_Your task:_
Only the number is wanted: how many lines contain the word "xlabel"?

--- start of Exercise data ---

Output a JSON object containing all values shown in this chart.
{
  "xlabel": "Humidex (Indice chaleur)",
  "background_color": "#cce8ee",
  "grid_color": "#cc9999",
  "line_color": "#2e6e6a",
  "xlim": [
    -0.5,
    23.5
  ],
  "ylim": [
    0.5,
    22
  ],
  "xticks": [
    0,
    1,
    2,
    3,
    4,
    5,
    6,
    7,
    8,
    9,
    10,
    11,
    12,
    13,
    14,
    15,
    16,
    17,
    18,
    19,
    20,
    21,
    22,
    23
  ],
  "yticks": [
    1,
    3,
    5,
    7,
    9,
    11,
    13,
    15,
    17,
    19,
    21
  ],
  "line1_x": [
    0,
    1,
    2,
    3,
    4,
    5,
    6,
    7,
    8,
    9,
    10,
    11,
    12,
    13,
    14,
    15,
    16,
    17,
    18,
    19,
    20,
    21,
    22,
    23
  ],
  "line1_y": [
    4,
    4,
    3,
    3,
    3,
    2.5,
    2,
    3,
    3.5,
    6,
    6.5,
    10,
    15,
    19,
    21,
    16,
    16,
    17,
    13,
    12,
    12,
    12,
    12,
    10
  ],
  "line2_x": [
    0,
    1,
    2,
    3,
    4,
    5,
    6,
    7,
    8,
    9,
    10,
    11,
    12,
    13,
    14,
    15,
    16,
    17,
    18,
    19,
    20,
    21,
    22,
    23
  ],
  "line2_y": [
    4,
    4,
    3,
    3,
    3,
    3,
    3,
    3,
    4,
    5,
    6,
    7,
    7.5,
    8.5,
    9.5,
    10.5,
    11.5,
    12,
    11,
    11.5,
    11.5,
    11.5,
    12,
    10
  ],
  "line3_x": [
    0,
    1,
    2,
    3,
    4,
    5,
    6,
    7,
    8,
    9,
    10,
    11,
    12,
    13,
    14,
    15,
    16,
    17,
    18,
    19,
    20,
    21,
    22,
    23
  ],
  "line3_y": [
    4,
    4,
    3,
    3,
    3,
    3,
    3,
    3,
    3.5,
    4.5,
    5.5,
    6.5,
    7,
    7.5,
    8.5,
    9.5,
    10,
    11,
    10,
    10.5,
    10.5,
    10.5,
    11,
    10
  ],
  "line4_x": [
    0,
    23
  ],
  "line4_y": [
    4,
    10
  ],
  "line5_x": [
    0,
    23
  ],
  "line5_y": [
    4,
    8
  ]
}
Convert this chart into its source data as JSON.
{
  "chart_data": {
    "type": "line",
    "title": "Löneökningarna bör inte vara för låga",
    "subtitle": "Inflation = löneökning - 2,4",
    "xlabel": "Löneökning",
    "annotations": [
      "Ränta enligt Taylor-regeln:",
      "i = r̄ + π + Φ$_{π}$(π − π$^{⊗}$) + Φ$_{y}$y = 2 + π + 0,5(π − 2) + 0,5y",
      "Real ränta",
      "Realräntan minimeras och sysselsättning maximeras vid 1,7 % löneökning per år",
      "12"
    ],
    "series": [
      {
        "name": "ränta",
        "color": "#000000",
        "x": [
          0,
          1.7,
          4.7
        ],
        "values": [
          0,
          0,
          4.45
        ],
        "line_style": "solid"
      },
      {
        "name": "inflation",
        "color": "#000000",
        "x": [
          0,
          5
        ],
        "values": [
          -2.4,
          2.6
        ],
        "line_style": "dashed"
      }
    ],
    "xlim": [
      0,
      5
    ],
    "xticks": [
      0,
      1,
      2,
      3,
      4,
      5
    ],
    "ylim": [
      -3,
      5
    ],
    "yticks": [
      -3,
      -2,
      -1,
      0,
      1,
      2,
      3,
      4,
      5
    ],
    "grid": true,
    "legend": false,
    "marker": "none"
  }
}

--- end of Exercise data ---

_Task output:_
2